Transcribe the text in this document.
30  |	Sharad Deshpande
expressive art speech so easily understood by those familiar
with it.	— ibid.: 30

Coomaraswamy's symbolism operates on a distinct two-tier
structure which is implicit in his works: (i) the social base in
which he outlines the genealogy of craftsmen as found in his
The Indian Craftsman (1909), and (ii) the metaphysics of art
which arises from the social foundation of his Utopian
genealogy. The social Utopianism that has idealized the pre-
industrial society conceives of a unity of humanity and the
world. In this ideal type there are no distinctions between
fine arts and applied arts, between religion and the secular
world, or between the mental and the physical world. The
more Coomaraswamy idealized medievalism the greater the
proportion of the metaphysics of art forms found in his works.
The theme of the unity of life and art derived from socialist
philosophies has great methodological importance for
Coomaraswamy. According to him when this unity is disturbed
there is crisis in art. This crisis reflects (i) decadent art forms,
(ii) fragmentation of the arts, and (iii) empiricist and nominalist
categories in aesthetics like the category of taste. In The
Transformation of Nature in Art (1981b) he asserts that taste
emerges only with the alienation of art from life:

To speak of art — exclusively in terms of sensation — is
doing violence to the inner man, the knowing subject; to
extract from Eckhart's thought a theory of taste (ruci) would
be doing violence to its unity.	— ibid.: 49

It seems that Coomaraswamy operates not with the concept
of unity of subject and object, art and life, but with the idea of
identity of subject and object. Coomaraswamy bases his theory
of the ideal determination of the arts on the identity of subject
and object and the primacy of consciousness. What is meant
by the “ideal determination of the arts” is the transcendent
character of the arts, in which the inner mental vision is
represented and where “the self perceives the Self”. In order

*WORK INSTRUCTIONS*. How many lines in the data contain the string "object"? Respond with the number only.

*EXERCISE SOLUTION*. 3